Exercise >> Work out how many lines contain "questions". Reply with the count alone.

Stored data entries
__________

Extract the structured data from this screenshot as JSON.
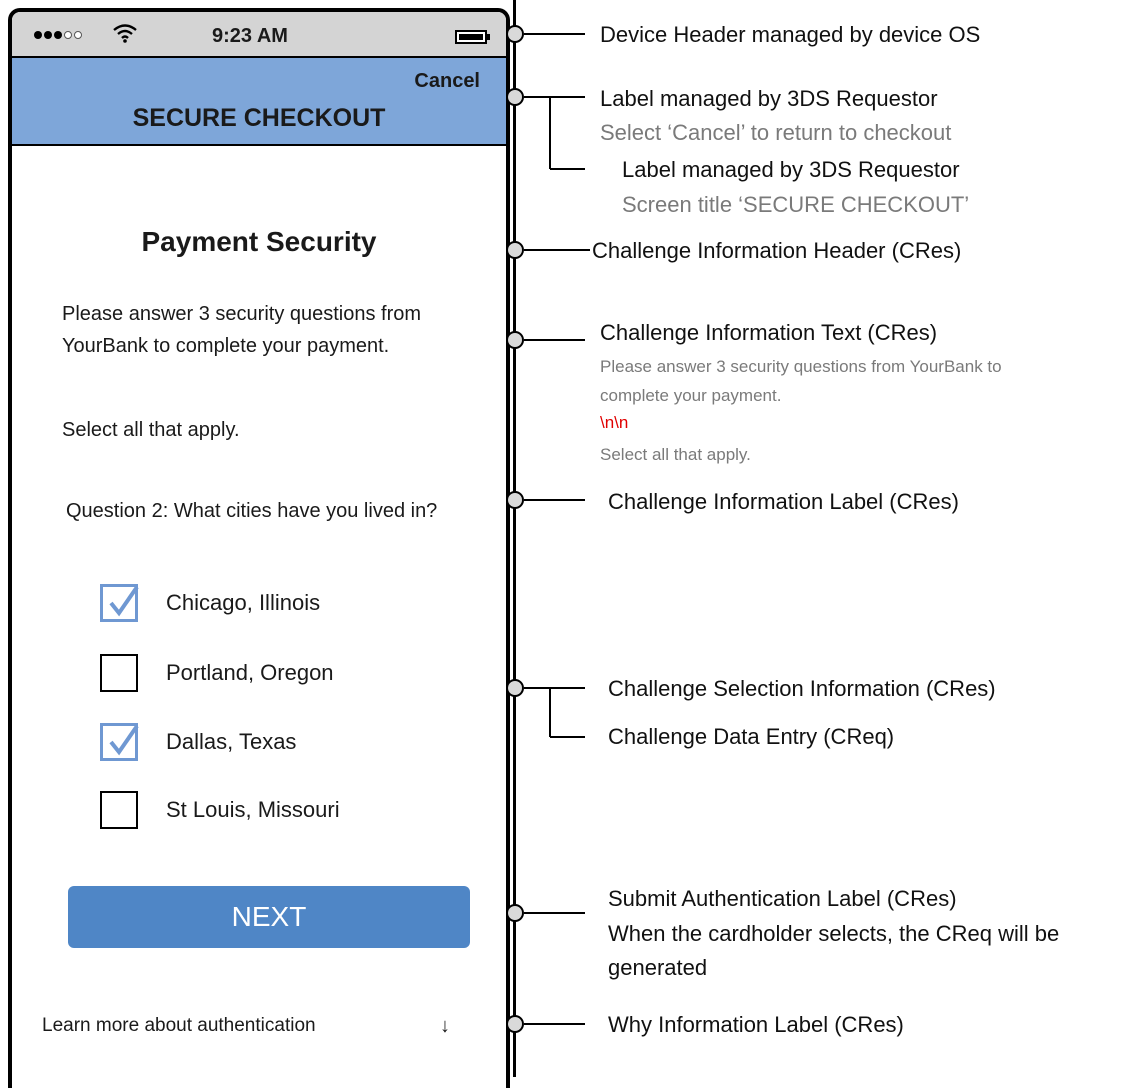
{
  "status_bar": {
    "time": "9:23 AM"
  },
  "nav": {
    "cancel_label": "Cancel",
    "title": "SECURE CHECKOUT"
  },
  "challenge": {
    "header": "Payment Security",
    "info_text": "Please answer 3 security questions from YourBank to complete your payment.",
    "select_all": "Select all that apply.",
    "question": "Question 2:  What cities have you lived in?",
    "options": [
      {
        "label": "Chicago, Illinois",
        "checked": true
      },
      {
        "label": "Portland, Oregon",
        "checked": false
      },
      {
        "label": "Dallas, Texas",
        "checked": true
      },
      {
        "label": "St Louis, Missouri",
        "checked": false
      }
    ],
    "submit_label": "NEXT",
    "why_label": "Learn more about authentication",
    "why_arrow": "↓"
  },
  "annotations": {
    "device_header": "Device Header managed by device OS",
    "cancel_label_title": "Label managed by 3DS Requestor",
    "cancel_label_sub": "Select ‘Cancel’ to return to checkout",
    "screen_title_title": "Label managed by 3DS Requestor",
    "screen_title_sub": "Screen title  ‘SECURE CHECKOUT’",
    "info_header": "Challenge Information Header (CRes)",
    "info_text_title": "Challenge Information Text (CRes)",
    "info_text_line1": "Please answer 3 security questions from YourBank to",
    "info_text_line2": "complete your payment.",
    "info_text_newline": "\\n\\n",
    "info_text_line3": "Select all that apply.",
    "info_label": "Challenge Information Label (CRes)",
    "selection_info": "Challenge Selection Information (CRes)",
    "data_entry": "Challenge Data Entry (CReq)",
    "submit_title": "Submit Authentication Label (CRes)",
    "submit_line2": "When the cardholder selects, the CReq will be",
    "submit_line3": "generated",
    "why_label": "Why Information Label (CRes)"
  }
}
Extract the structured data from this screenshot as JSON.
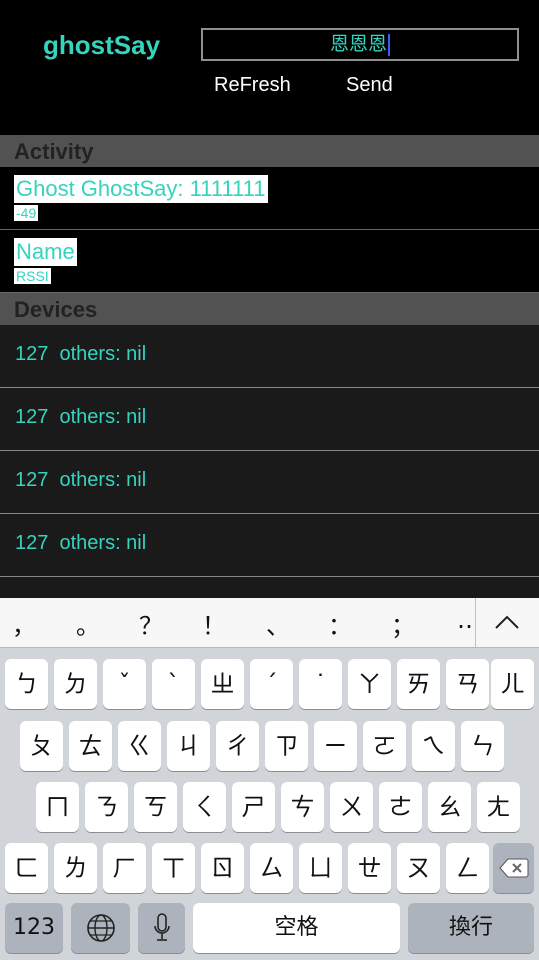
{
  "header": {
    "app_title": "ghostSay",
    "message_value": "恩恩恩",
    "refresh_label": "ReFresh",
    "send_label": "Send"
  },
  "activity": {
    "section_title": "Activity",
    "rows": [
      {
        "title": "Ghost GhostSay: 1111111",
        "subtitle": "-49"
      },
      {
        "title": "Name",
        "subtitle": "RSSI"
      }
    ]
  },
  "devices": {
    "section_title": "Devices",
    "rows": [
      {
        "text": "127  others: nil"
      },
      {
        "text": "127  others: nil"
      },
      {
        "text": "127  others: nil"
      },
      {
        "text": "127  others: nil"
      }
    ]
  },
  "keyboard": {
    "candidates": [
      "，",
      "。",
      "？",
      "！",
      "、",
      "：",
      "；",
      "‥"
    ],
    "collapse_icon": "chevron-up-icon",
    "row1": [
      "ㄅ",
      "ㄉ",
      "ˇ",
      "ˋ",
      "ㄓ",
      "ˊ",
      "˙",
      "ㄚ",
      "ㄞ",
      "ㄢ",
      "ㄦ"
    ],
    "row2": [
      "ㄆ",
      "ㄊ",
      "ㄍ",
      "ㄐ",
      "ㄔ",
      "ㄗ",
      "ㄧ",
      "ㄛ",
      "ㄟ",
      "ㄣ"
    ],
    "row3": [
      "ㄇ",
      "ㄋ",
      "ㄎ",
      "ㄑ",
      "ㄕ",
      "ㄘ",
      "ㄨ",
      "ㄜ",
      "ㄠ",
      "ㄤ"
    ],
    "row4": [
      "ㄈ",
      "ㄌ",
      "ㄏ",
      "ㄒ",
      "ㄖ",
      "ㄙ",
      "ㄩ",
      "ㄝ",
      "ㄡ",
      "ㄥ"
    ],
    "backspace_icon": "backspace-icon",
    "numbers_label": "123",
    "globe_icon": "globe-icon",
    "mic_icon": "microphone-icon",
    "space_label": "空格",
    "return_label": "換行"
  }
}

__________

Final result >> 2